*TASK TO COMPLETE*. Below are the records; copy each line in them that holds the word "случае".

Dataset items
===

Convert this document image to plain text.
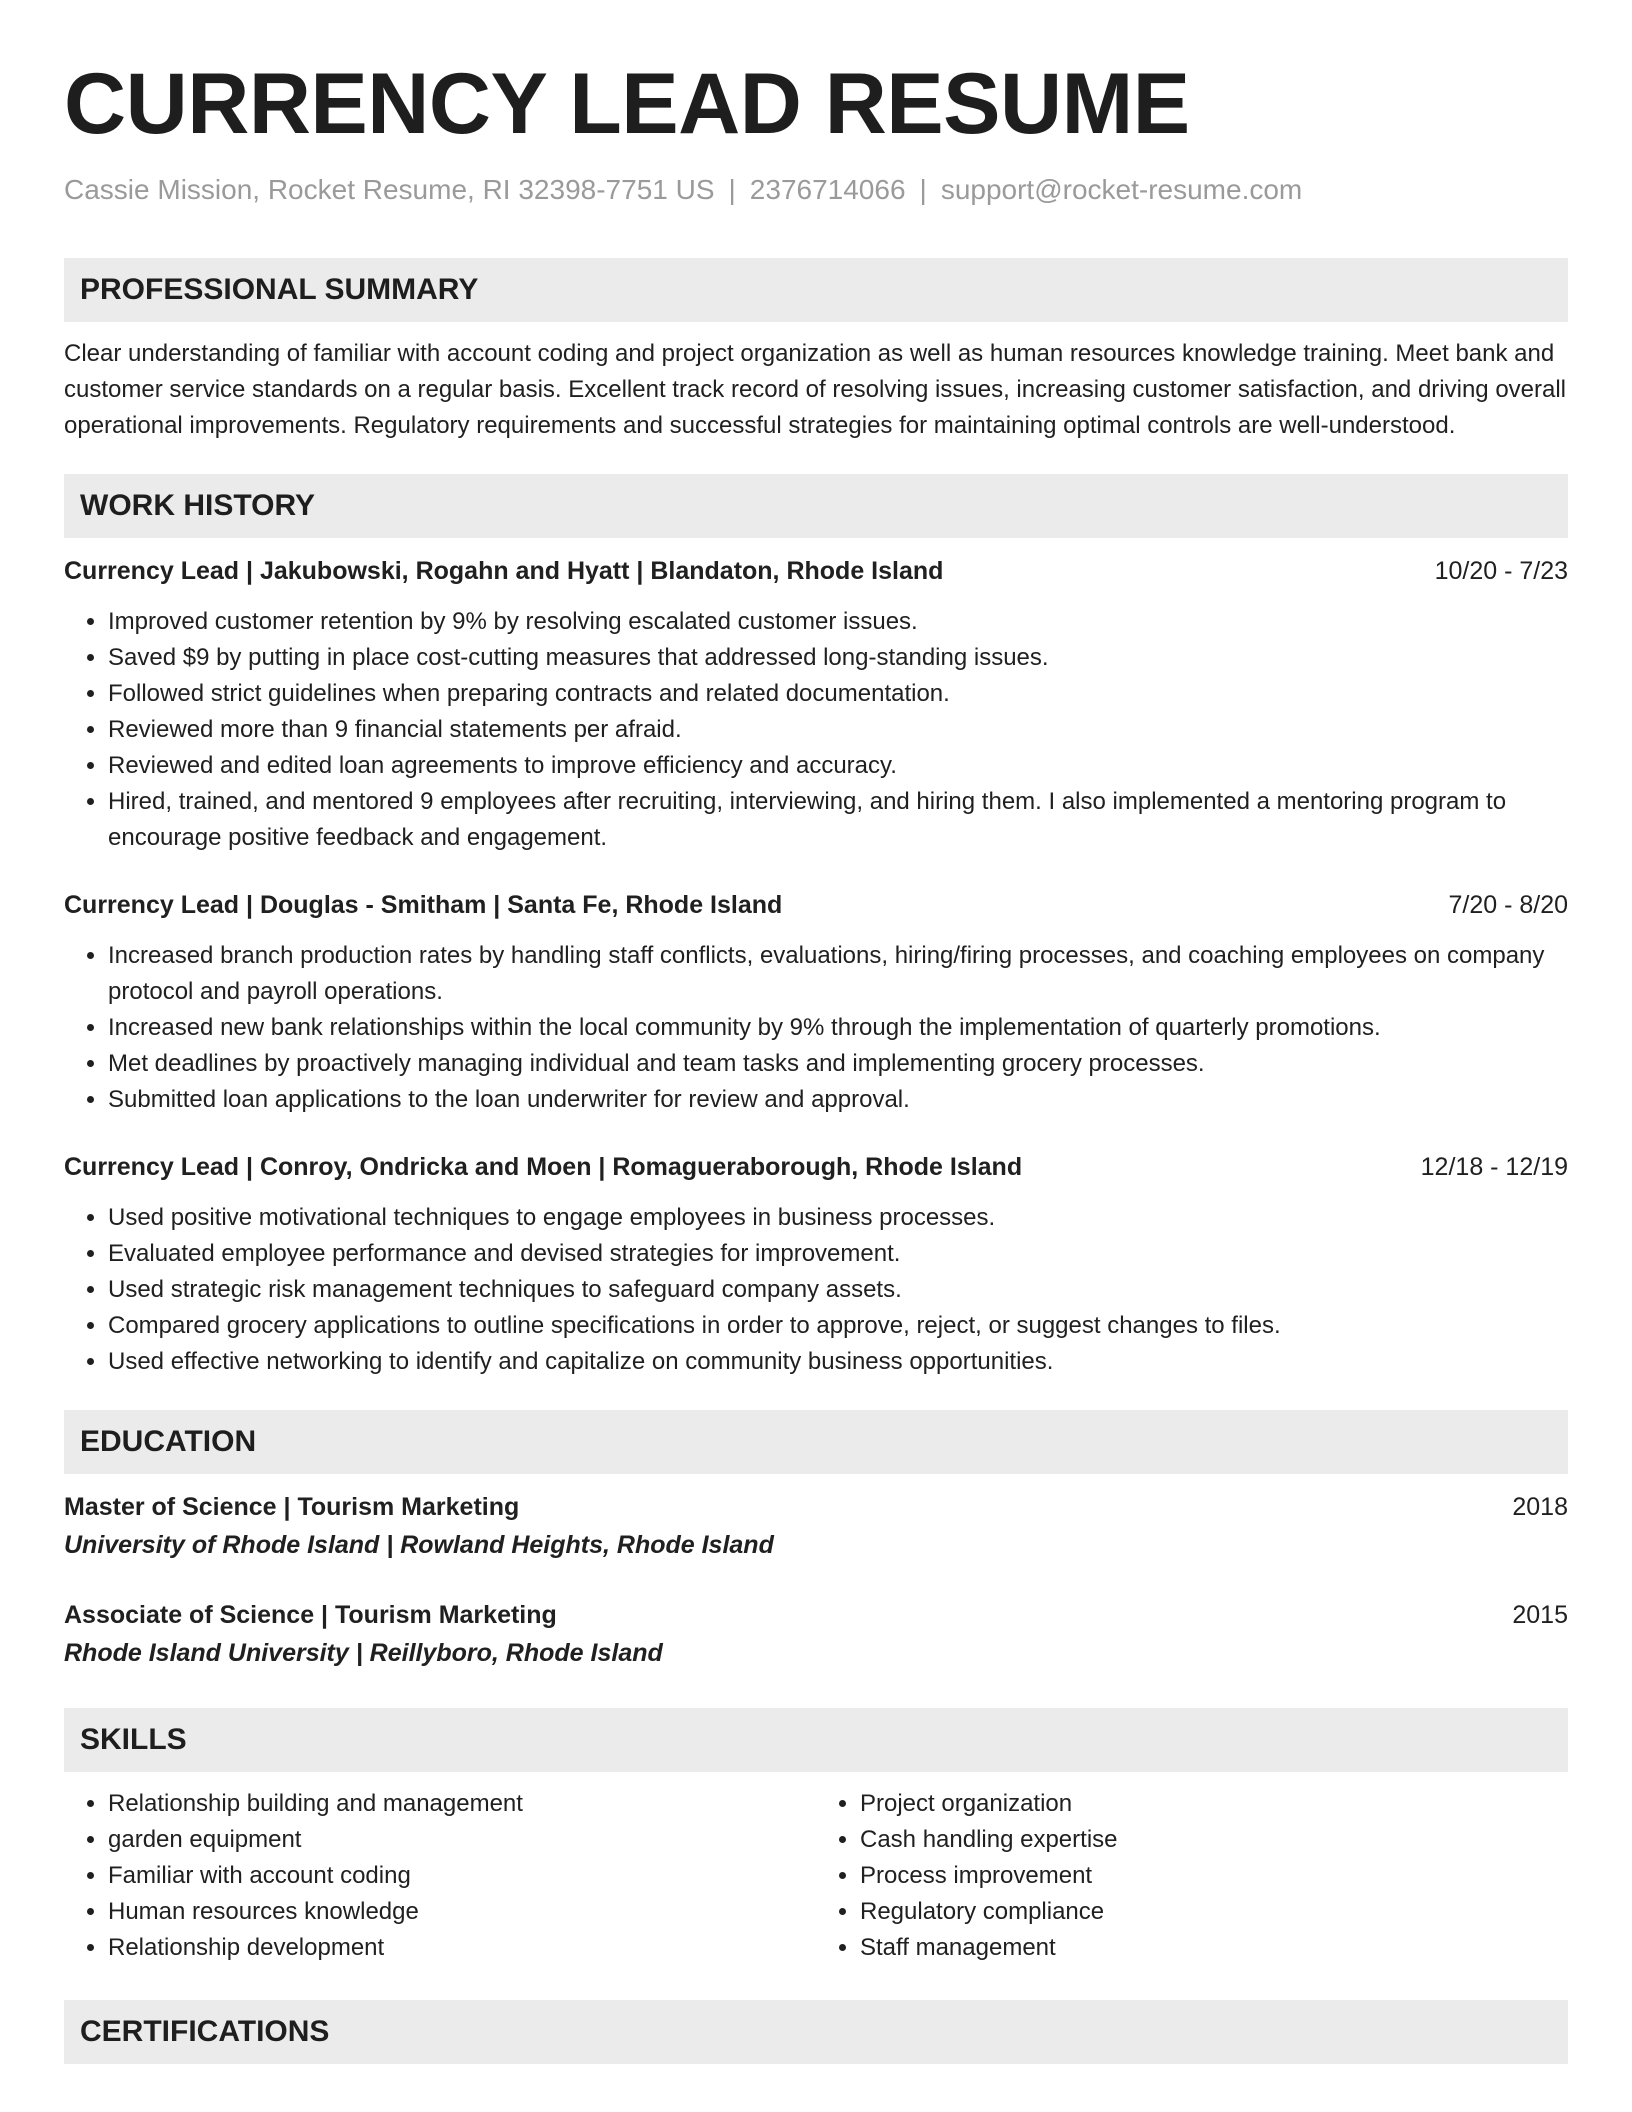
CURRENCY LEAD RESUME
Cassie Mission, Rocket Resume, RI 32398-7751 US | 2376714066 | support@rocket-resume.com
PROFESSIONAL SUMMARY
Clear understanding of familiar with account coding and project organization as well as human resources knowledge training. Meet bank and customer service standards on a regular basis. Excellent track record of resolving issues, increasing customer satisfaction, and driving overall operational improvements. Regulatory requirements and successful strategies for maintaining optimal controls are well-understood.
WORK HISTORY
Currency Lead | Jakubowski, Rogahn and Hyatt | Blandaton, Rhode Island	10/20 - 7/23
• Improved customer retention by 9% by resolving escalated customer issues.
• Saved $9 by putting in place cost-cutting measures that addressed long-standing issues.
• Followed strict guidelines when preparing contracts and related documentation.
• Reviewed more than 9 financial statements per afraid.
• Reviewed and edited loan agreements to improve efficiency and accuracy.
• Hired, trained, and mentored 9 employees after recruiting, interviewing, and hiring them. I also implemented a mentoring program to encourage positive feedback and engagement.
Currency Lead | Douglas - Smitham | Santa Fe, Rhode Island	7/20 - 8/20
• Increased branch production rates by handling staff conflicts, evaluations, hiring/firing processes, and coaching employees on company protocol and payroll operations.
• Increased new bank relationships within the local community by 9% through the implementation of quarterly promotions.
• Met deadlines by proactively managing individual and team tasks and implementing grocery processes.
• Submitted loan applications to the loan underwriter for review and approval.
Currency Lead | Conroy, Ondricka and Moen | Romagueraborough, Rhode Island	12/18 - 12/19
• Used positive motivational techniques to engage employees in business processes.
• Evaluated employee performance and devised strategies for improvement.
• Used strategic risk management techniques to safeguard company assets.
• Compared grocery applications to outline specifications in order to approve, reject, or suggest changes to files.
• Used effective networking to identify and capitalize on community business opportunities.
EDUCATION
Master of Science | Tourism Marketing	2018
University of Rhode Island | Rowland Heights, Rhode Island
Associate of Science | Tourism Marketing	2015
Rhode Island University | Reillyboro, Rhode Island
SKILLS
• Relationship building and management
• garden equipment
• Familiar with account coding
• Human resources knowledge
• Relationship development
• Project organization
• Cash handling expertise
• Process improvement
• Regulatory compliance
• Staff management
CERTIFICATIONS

===

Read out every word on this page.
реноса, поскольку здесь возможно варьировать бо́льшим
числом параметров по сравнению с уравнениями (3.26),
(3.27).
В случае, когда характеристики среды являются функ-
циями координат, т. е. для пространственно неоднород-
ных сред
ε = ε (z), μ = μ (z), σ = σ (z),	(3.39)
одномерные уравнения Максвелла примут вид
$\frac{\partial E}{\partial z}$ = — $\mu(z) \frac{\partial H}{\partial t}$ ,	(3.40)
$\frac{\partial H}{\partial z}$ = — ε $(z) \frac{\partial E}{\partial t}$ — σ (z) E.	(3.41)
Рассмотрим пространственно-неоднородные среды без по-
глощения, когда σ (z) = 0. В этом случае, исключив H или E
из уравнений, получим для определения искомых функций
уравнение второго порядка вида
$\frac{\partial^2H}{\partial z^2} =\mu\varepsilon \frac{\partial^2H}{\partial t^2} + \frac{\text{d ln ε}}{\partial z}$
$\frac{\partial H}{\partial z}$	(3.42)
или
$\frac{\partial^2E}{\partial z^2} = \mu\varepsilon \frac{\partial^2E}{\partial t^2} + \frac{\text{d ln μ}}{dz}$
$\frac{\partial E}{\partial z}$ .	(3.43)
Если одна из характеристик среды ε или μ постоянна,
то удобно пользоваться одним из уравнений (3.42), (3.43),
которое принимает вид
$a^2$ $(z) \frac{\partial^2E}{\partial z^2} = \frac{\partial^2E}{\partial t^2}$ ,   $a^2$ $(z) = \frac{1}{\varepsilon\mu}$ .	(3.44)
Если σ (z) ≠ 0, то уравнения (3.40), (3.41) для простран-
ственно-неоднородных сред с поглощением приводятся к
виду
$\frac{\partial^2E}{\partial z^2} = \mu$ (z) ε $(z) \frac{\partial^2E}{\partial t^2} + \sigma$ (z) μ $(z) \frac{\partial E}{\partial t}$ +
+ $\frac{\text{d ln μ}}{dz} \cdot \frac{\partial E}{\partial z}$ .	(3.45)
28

===

*COMPLETE RESPONSE*.
В случае, когда характеристики среды являются функ-
глощения, когда σ (z) = 0. В этом случае, исключив H или E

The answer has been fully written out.